Task description
Pull out all lines from the listing below in which the word "szemle" appears.

(Items from a data source)

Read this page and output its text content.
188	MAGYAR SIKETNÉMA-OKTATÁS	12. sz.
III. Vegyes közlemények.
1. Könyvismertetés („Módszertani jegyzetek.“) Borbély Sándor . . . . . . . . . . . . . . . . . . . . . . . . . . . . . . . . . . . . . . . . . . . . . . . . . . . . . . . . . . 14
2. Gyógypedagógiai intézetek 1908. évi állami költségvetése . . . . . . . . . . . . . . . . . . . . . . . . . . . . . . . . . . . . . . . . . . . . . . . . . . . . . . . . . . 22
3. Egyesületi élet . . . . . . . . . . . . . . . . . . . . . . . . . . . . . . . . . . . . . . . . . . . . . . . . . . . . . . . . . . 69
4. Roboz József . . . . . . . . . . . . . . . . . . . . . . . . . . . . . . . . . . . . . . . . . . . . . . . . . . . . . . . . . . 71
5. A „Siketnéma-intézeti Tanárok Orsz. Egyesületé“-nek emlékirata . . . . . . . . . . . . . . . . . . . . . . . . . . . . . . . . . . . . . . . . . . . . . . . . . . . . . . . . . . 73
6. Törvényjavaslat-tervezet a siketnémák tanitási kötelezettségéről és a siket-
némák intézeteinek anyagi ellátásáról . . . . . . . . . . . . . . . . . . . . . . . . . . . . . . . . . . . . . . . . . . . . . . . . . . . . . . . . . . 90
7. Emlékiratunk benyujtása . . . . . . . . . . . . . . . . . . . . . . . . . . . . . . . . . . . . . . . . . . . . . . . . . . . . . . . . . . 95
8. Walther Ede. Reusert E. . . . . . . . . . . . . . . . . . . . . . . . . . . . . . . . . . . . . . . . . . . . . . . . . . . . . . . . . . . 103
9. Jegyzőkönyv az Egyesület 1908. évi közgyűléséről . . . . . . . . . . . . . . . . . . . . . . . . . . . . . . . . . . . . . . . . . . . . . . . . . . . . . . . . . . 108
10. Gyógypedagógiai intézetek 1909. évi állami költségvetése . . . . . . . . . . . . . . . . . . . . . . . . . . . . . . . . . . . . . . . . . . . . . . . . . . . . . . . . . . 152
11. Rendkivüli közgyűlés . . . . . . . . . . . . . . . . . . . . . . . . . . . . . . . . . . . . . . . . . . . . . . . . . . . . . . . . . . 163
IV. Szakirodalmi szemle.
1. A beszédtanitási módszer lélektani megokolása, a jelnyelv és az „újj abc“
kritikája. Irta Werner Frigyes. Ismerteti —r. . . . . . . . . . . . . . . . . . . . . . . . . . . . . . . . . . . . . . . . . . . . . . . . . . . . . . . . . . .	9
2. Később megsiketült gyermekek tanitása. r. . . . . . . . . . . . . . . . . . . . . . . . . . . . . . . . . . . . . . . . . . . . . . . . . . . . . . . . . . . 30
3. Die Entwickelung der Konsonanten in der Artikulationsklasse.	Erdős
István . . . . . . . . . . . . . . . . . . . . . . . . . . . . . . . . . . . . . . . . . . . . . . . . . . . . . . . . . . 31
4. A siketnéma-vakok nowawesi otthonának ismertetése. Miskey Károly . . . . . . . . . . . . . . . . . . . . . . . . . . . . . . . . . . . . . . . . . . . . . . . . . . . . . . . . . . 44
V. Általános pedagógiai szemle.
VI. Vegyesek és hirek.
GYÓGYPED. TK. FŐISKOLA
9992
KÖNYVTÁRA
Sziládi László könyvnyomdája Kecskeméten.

Result
IV. Szakirodalmi szemle.
V. Általános pedagógiai szemle.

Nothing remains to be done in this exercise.